Goal: How many lines in this data contain the string "상품기획"? Reply with the number only.

>> Begin Record set

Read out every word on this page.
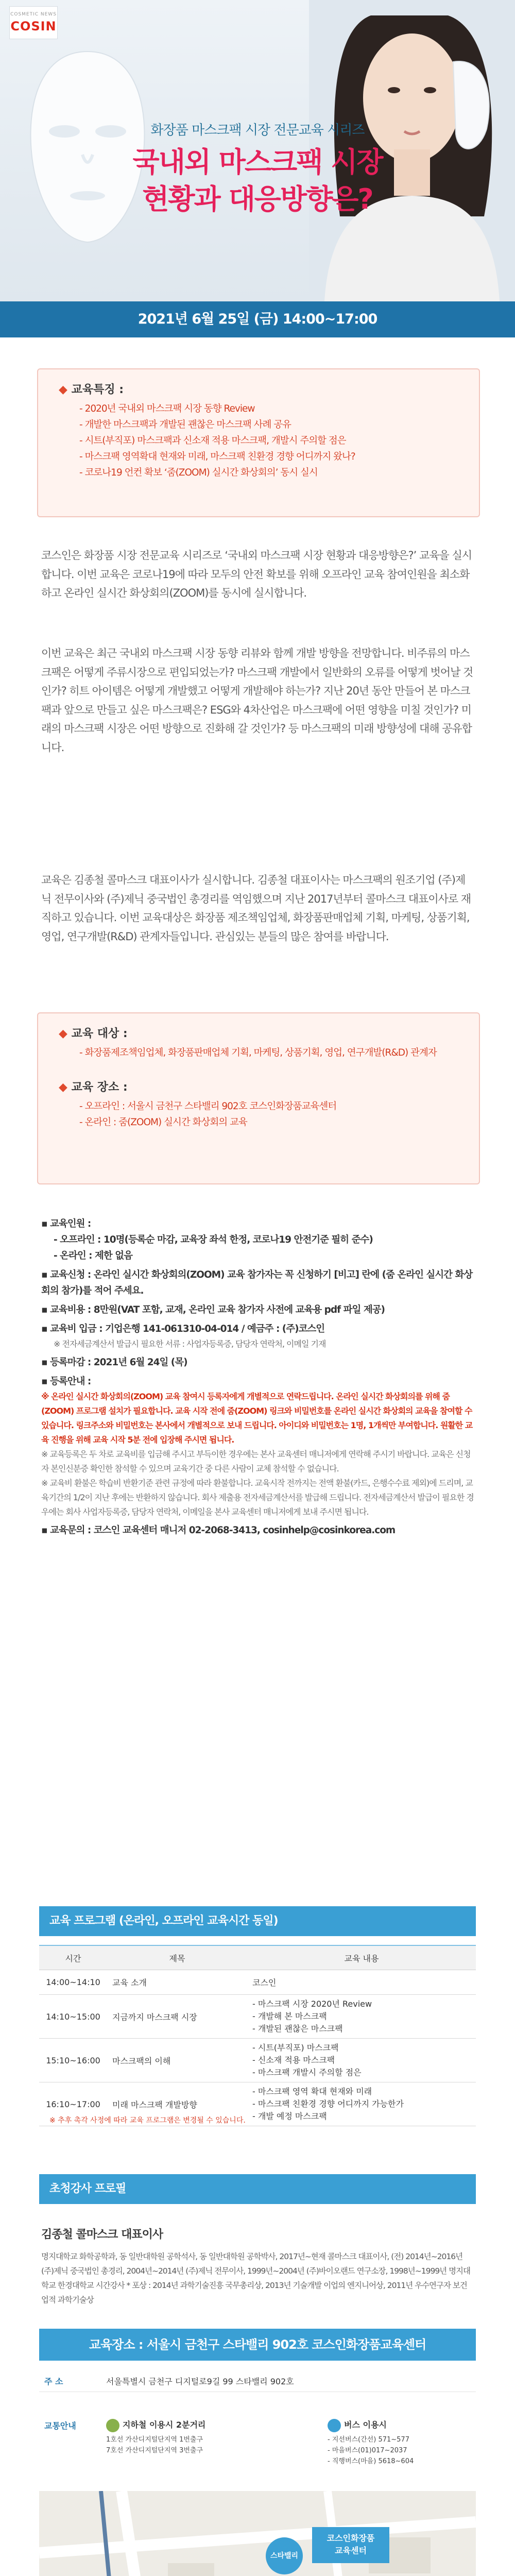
COSMETIC NEWS
COSIN
화장품 마스크팩 시장 전문교육 시리즈
국내외 마스크팩 시장
현황과 대응방향은?
2021년 6월 25일 (금) 14:00~17:00
◆ 교육특징 :
- 2020년 국내외 마스크팩 시장 동향 Review
- 개발한 마스크팩과 개발된 괜찮은 마스크팩 사례 공유
- 시트(부직포) 마스크팩과 신소재 적용 마스크팩, 개발시 주의할 점은
- 마스크팩 영역확대 현재와 미래, 마스크팩 친환경 경향 어디까지 왔나?
- 코로나19 언컨 확보 ‘줌(ZOOM) 실시간 화상회의’ 동시 실시

코스인은 화장품 시장 전문교육 시리즈로 ‘국내외 마스크팩 시장 현황과 대응방향은?’ 교육을 실시합니다. 이번 교육은 코로나19에 따라 모두의 안전 확보를 위해 오프라인 교육 참여인원을 최소화하고 온라인 실시간 화상회의(ZOOM)를 동시에 실시합니다.

이번 교육은 최근 국내외 마스크팩 시장 동향 리뷰와 함께 개발 방향을 전망합니다. 비주류의 마스크팩은 어떻게 주류시장으로 편입되었는가? 마스크팩 개발에서 일반화의 오류를 어떻게 벗어날 것인가? 히트 아이템은 어떻게 개발했고 어떻게 개발해야 하는가? 지난 20년 동안 만들어 본 마스크팩과 앞으로 만들고 싶은 마스크팩은? ESG와 4차산업은 마스크팩에 어떤 영향을 미칠 것인가? 미래의 마스크팩 시장은 어떤 방향으로 진화해 갈 것인가? 등 마스크팩의 미래 방향성에 대해 공유합니다.

교육은 김종철 콜마스크 대표이사가 실시합니다. 김종철 대표이사는 마스크팩의 원조기업 (주)제닉 전무이사와 (주)제닉 중국법인 총경리를 역임했으며 지난 2017년부터 콜마스크 대표이사로 재직하고 있습니다. 이번 교육대상은 화장품 제조책임업체, 화장품판매업체 기획, 마케팅, 상품기획, 영업, 연구개발(R&D) 관계자들입니다. 관심있는 분들의 많은 참여를 바랍니다.

◆ 교육 대상 :
- 화장품제조책임업체, 화장품판매업체 기획, 마케팅, 상품기획, 영업, 연구개발(R&D) 관계자
◆ 교육 장소 :
- 오프라인 : 서울시 금천구 스타밸리 902호 코스인화장품교육센터
- 온라인 : 줌(ZOOM) 실시간 화상회의 교육
▪ 교육인원 :
- 오프라인 : 10명(등록순 마감, 교육장 좌석 한정, 코로나19 안전기준 필히 준수)
- 온라인 : 제한 없음
▪ 교육신청 : 온라인 실시간 화상회의(ZOOM) 교육 참가자는 꼭 신청하기 [비고] 란에 (줌 온라인 실시간 화상회의 참가)를 적어 주세요.
▪ 교육비용 : 8만원(VAT 포함, 교재, 온라인 교육 참가자 사전에 교육용 pdf 파일 제공)
▪ 교육비 입금 : 기업은행 141-061310-04-014 / 예금주 : (주)코스인
※ 전자세금계산서 발급시 필요한 서류 : 사업자등록증, 담당자 연락처, 이메일 기재
▪ 등록마감 : 2021년 6월 24일 (목)
▪ 등록안내 :
※ 온라인 실시간 화상회의(ZOOM) 교육 참여시 등록자에게 개별적으로 연락드립니다. 온라인 실시간 화상회의를 위해 줌(ZOOM) 프로그램 설치가 필요합니다. 교육 시작 전에 줌(ZOOM) 링크와 비밀번호를 온라인 실시간 화상회의 교육을 참여할 수 있습니다. 링크주소와 비밀번호는 본사에서 개별적으로 보내 드립니다. 아이디와 비밀번호는 1명, 1개씩만 부여합니다. 원활한 교육 진행을 위해 교육 시작 5분 전에 입장해 주시면 됩니다.
※ 교육등록은 두 차로 교육비를 입금해 주시고 부득이한 경우에는 본사 교육센터 매니저에게 연락해 주시기 바랍니다. 교육은 신청자 본인신분증 확인한 참석할 수 있으며 교육기간 중 다른 사람이 교체 참석할 수 없습니다.
※ 교육비 환불은 학습비 반환기준 관련 규정에 따라 환불합니다. 교육시작 전까지는 전액 환불(카드, 은행수수료 제외)에 드리며, 교육기간의 1/2이 지난 후에는 반환하지 않습니다. 회사 제출용 전자세금계산서를 발급해 드립니다. 전자세금계산서 발급이 필요한 경우에는 회사 사업자등록증, 담당자 연락처, 이메일을 본사 교육센터 매니저에게 보내 주시면 됩니다.
▪ 교육문의 : 코스인 교육센터 매니저 02-2068-3413, cosinhelp@cosinkorea.com
교육 프로그램 (온라인, 오프라인 교육시간 동일)
시간	제목	교육 내용
14:00~14:10	교육 소개	코스인
14:10~15:00	지금까지 마스크팩 시장	- 마스크팩 시장 2020년 Review
- 개발해 본 마스크팩
- 개발된 괜찮은 마스크팩

15:10~16:00	마스크팩의 이해	- 시트(부직포) 마스크팩
- 신소재 적용 마스크팩
- 마스크팩 개발시 주의할 점은

16:10~17:00	미래 마스크팩 개발방향	- 마스크팩 영역 확대 현재와 미래
- 마스크팩 친환경 경향 어디까지 가능한가
- 개발 예정 마스크팩
※ 추후 촉각 사정에 따라 교육 프로그램은 변경될 수 있습니다.
초청강사 프로필
김종철 콜마스크 대표이사

명지대학교 화학공학과, 동 일반대학원 공학석사, 동 일반대학원 공학박사, 2017년~현재 콜마스크 대표이사, (전) 2014년~2016년 (주)제닉 중국법인 총경리, 2004년~2014년 (주)제닉 전무이사, 1999년~2004년 (주)바이오랜드 연구소장, 1998년~1999년 명지대학교 한경대학교 시간강사 * 포상 : 2014년 과학기술진흥 국무총리상, 2013년 기술개발 이업의 엔지니어상, 2011년 우수연구자 보건 업적 과학기술상

교육장소 : 서울시 금천구 스타밸리 902호 코스인화장품교육센터
주 소	서울특별시 금천구 디지털로9길 99 스타밸리 902호
교통안내	지하철 이용시 2분거리
1호선 가산디지털단지역 1번출구
7호선 가산디지털단지역 3번출구
버스 이용시
- 지선버스(간선) 571~577
- 마을버스(01)017~2037
- 직행버스(마을) 5618~604
스타밸리
코스인화장품
교육센터
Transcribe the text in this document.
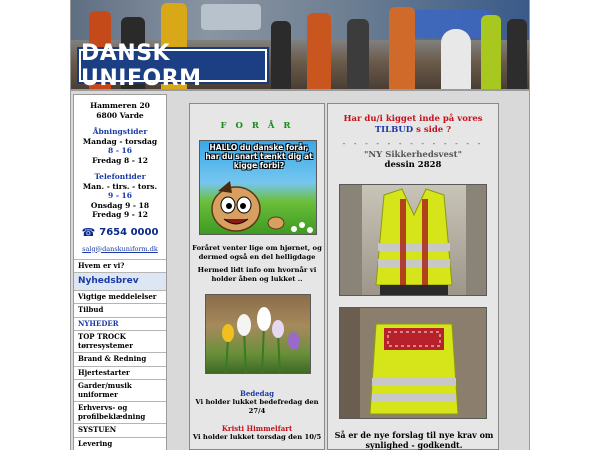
DANSK UNIFORM
Hammeren 20
6800 Varde
Åbningstider
Mandag - torsdag
8 - 16
Fredag 8 - 12
Telefontider
Man. - tirs. - tors.
9 - 16
Onsdag 9 - 18
Fredag 9 - 12
☎ 7654 0000
salg@danskuniform.dk
Hvem er vi?
Nyhedsbrev
Vigtige meddelelser
Tilbud
NYHEDER
TOP TROCK tørresystemer
Brand & Redning
Hjertestarter
Garder/musik uniformer
Erhvervs- og profilbeklædning
SYSTUEN
Levering
F O R Å R
HALLO du danske forår, har du snart tænkt dig at kigge forbi?
Foråret venter lige om hjørnet, og dermed også en del helligdage
Hermed lidt info om hvornår vi holder åben og lukket ..
Bededag
Vi holder lukket bedefredag den 27/4
Kristi Himmelfart
Vi holder lukket torsdag den 10/5
Har du/i kigget inde på vores
TILBUD s side ?
- - - - - - - - - - - - -
"NY Sikkerhedsvest"
dessin 2828
Så er de nye forslag til nye krav om synlighed - godkendt.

>> End Record set

Solution for this task: 2